AIM OF THE EXERCISE:
Wherever "Größe" appears in a line, list that line.

BEGIN RECORDS

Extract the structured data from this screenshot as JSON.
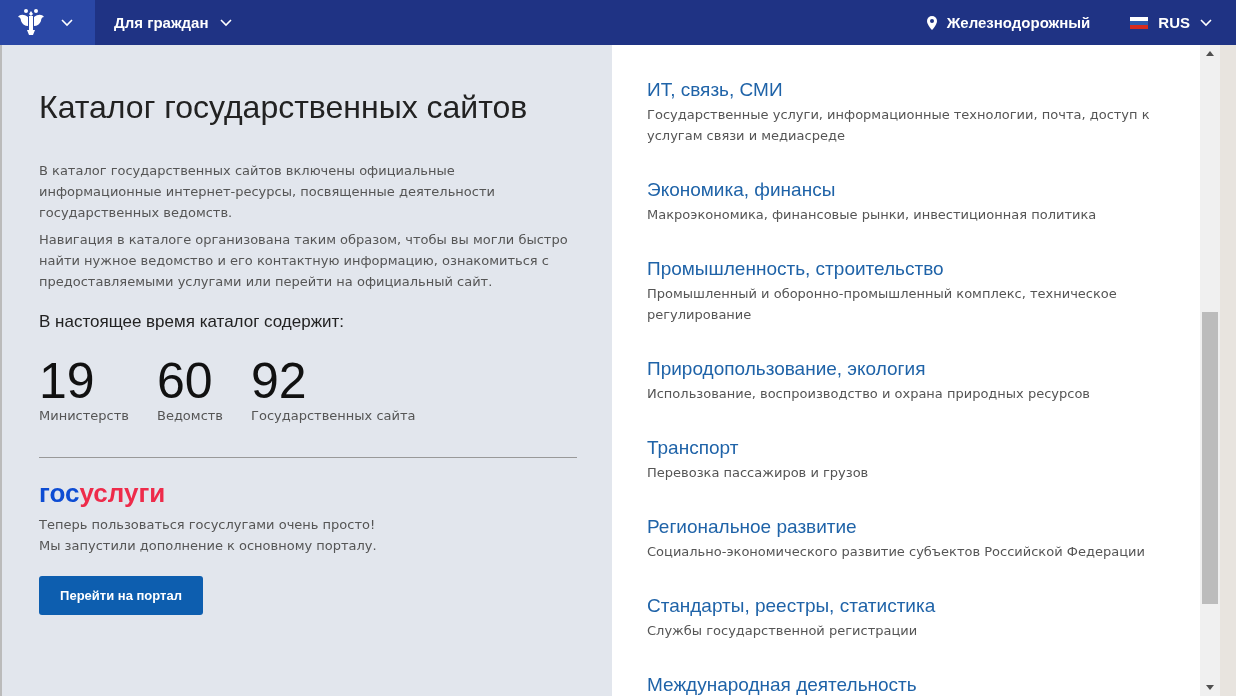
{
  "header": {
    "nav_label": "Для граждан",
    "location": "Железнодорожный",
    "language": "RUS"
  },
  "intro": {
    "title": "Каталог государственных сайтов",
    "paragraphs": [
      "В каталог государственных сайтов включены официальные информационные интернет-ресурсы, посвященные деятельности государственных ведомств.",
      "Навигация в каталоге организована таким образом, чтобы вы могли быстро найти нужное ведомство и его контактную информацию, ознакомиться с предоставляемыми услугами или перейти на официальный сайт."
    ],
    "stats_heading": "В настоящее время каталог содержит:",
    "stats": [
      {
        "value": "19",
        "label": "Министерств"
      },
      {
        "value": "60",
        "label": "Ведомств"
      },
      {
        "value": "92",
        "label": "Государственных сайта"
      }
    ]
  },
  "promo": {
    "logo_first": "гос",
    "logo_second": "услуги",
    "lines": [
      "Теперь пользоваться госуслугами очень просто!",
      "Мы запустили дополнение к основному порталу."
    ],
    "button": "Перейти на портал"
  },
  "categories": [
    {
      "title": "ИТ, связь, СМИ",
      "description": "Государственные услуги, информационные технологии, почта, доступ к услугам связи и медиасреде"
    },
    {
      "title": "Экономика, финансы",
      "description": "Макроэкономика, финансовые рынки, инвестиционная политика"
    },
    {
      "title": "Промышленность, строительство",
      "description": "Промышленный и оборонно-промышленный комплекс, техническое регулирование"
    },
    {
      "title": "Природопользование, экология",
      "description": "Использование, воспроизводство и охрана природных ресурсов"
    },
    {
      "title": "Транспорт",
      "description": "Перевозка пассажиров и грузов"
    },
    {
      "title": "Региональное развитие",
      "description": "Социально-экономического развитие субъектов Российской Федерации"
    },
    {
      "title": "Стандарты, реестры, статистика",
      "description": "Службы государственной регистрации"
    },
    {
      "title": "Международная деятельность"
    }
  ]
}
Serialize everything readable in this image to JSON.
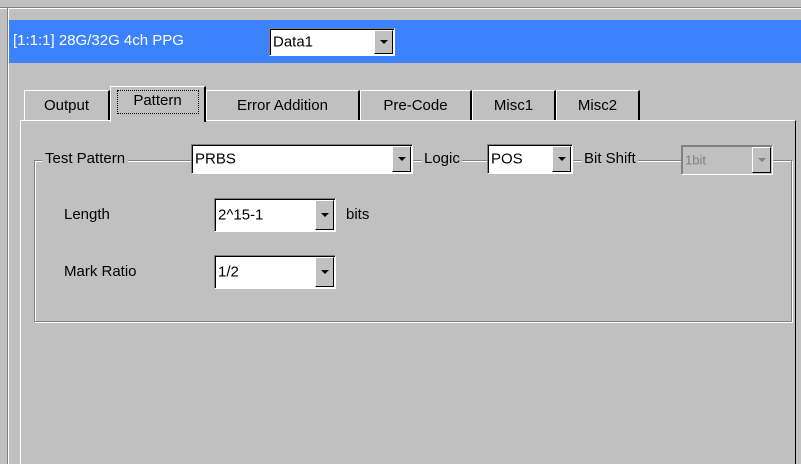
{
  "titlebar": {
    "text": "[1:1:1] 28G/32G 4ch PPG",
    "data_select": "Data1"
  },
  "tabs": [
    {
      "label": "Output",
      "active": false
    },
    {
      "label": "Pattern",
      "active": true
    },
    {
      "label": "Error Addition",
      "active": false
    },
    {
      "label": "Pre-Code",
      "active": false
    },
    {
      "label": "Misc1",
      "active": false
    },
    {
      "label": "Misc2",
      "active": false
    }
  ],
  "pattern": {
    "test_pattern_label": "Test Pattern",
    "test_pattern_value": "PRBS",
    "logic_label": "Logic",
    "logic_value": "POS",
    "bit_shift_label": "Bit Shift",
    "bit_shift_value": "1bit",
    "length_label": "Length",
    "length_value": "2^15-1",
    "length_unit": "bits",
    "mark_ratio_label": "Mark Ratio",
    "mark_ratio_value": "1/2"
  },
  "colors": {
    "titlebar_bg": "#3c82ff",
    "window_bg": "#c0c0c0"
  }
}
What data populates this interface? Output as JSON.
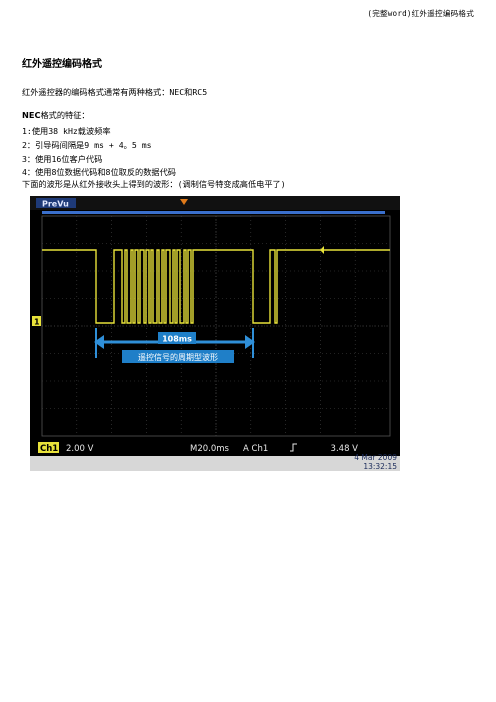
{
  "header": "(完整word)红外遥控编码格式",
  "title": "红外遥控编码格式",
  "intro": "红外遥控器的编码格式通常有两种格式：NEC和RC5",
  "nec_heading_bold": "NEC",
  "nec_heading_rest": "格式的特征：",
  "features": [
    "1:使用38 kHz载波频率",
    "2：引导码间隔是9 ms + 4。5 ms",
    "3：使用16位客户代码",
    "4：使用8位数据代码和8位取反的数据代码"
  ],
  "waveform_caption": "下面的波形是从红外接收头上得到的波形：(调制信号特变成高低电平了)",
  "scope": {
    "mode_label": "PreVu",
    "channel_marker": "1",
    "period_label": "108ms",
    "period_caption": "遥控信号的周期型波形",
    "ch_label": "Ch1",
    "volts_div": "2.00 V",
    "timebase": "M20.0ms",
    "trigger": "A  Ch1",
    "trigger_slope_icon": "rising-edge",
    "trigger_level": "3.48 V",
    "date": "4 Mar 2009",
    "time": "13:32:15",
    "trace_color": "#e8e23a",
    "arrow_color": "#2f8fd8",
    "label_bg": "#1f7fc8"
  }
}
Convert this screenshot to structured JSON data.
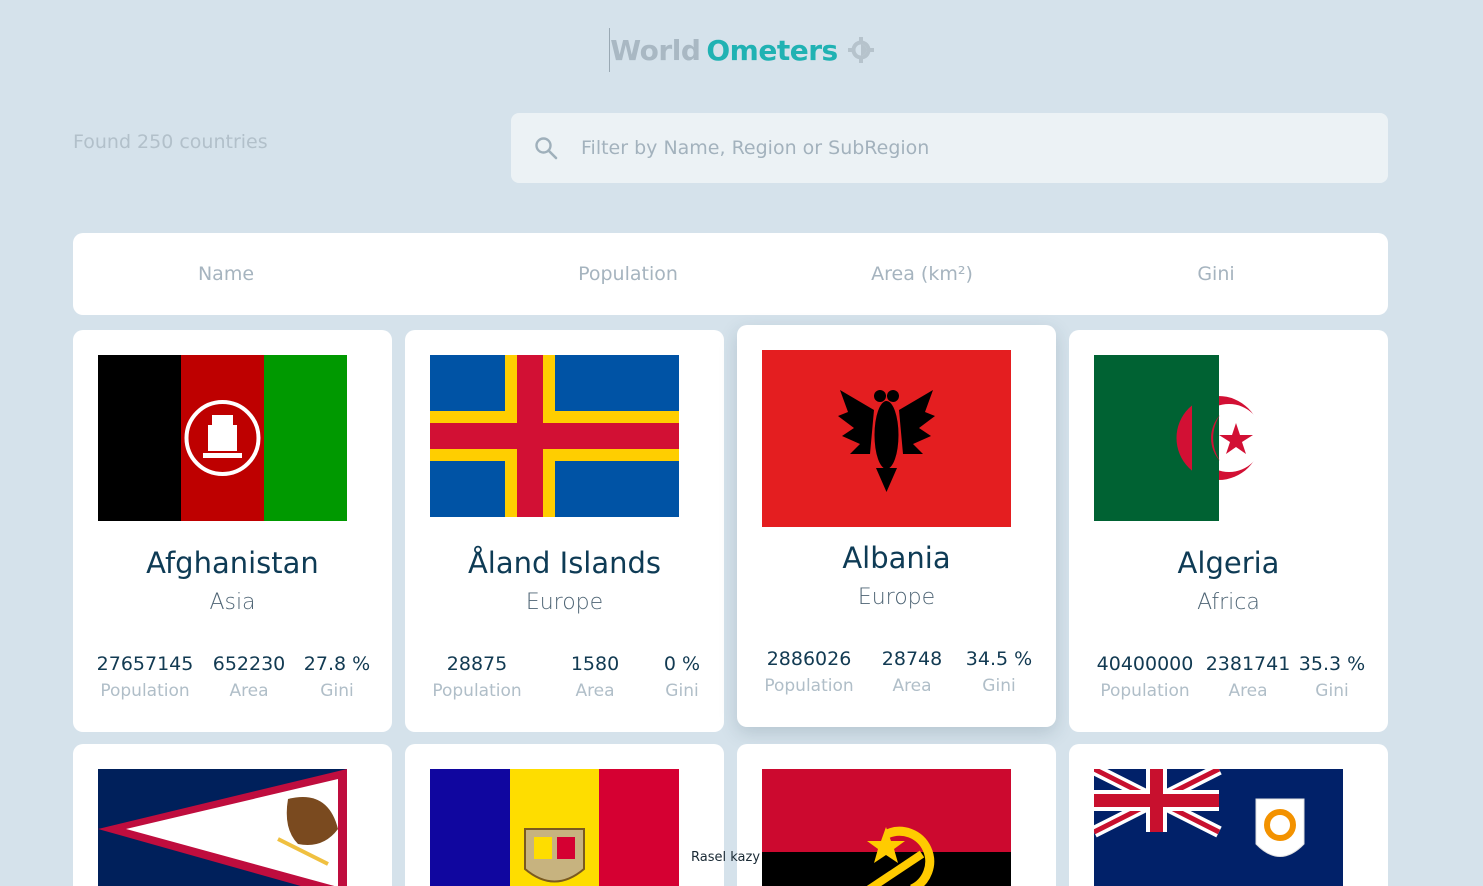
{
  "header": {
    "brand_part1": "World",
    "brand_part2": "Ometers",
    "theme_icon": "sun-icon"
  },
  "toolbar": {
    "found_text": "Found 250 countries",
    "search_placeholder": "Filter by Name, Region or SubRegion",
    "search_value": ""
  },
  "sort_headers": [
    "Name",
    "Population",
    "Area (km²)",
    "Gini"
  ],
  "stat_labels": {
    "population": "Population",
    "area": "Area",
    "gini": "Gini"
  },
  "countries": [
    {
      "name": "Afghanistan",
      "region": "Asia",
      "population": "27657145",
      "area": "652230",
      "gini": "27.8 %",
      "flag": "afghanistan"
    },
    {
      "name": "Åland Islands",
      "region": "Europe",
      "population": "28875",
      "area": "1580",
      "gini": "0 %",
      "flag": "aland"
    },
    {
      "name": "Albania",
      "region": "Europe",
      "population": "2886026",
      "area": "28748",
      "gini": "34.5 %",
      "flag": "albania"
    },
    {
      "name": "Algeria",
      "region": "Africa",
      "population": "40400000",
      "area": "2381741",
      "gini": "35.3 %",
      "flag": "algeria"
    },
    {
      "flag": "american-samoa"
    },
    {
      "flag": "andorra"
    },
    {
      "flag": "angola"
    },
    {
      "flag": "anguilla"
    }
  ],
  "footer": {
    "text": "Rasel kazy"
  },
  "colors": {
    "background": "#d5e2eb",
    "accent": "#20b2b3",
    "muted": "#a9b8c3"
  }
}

END RECORDS
BEGIN RECORDS

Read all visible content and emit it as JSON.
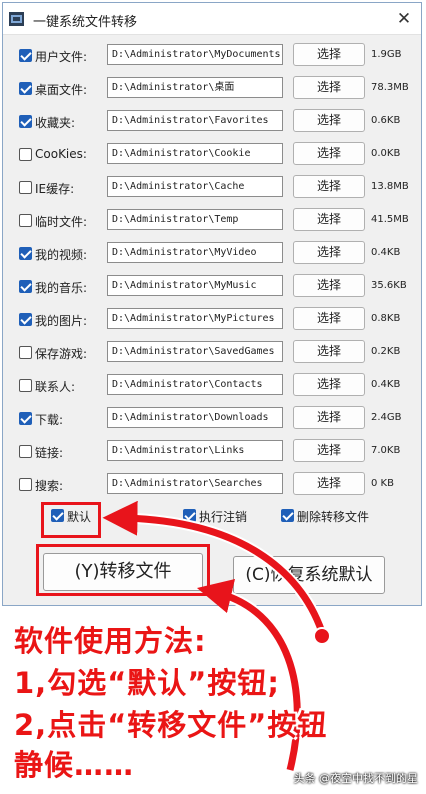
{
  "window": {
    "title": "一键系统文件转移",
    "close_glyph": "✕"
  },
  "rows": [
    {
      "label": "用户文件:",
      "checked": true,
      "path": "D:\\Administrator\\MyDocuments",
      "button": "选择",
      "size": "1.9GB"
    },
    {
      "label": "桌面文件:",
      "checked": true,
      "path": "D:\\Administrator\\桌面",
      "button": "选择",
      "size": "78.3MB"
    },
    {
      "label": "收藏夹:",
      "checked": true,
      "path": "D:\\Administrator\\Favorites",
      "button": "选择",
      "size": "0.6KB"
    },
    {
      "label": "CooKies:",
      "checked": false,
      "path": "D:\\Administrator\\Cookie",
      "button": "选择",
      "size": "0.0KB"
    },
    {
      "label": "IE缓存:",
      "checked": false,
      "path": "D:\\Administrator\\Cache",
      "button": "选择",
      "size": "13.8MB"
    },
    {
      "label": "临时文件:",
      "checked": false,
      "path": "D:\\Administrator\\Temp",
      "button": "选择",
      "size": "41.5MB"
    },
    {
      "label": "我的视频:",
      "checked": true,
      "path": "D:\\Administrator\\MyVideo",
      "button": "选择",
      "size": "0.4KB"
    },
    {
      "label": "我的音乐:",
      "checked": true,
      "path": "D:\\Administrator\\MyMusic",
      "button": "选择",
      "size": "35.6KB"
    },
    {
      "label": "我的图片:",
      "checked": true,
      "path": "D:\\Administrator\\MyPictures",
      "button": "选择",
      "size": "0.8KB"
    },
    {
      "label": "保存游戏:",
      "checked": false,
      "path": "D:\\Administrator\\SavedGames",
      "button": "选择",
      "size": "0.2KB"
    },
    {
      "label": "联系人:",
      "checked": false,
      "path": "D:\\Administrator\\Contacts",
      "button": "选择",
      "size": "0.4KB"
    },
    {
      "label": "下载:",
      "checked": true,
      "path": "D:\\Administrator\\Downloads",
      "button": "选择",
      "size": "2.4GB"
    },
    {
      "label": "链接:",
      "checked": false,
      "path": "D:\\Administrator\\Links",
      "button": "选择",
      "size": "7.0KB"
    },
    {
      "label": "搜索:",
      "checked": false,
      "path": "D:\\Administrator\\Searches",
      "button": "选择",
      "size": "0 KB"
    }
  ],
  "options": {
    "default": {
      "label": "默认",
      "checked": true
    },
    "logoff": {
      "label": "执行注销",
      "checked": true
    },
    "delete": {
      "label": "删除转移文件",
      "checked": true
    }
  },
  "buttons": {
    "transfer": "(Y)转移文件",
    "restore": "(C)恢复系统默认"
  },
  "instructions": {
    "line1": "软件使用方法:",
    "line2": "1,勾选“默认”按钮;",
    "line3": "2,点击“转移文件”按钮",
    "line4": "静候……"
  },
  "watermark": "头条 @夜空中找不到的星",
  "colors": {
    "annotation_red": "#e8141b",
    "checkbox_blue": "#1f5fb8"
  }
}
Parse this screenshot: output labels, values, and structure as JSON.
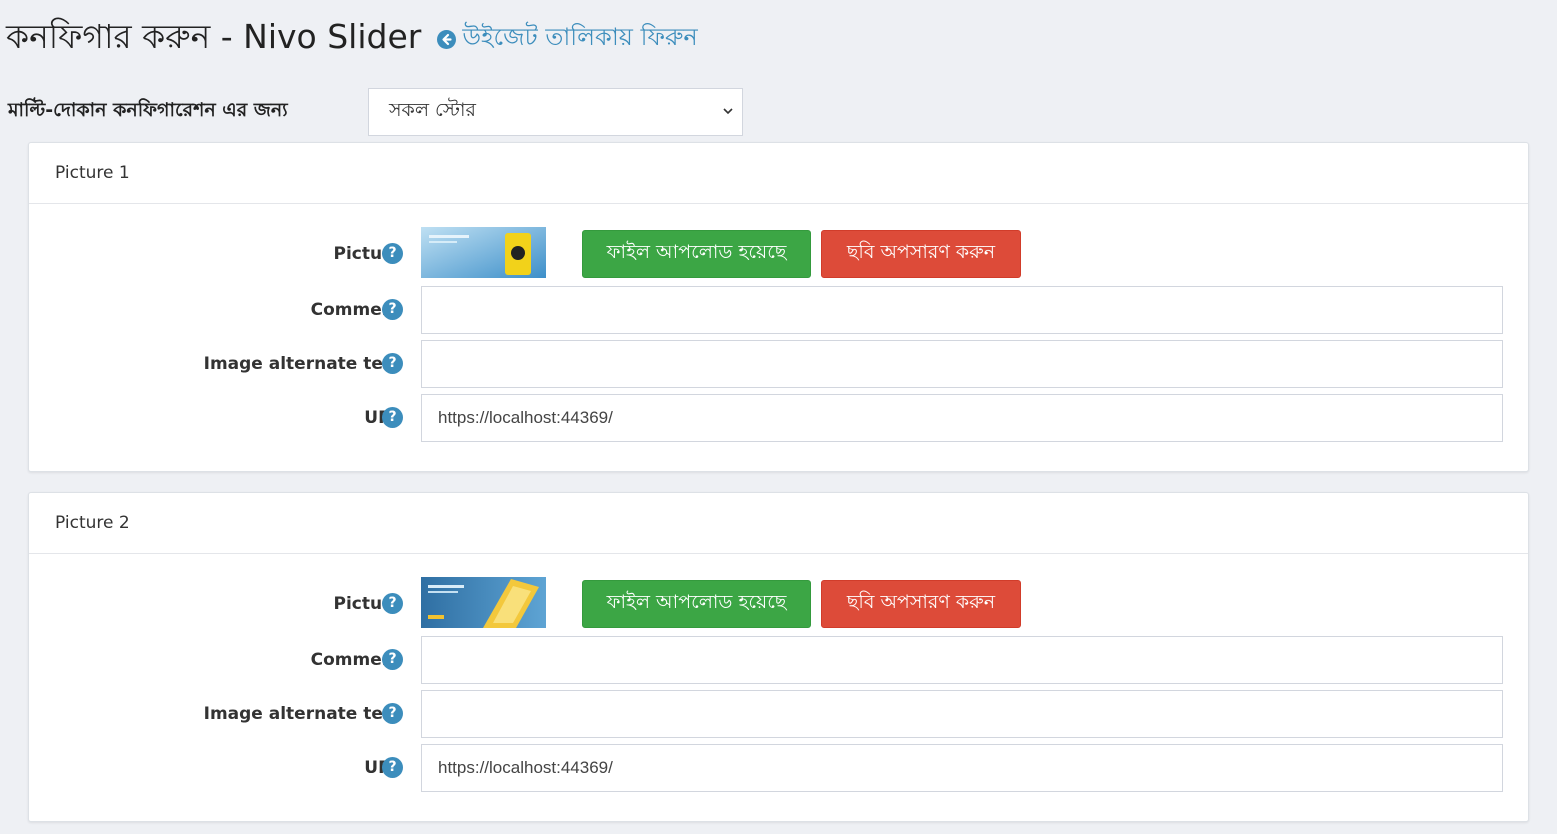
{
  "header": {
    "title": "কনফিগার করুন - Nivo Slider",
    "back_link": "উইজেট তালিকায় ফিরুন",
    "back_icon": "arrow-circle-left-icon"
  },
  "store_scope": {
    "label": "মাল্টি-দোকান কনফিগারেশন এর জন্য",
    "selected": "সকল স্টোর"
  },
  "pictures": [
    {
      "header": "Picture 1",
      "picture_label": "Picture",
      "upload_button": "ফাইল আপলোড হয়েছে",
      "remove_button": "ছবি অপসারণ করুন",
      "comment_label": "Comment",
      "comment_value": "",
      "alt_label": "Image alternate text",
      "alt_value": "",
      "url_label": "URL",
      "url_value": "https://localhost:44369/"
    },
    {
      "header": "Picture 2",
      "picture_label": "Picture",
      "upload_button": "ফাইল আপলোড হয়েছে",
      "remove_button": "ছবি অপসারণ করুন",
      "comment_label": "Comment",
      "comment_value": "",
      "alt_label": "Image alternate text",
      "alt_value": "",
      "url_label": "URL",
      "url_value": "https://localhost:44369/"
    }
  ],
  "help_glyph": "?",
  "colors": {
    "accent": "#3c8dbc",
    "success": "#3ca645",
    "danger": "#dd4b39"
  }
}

END RECORDS
BEGIN RECORDS

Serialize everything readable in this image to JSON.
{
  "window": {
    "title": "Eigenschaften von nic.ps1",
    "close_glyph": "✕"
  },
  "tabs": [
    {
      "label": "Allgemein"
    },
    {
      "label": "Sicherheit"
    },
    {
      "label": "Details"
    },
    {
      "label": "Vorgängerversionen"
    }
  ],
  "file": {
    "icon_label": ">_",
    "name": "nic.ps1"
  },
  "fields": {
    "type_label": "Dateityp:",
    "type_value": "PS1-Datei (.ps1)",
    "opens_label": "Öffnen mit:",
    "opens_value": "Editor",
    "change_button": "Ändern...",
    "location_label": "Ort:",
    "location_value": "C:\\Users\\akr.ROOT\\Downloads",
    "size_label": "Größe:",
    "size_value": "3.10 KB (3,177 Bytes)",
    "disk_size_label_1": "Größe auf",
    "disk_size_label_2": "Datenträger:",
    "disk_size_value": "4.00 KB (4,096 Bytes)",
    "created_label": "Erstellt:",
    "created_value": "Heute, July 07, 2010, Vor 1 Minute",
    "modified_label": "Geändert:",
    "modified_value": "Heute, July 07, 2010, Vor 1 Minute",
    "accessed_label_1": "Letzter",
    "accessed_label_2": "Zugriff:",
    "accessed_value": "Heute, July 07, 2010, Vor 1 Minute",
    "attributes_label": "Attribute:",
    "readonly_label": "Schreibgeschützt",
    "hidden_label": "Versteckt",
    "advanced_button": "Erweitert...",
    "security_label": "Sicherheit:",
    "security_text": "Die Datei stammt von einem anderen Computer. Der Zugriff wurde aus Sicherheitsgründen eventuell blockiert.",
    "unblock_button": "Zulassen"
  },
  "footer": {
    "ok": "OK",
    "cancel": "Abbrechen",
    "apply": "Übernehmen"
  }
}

END RECORDS

THE REPLY:
    "size_label": "Größe:",
    "disk_size_label_1": "Größe auf",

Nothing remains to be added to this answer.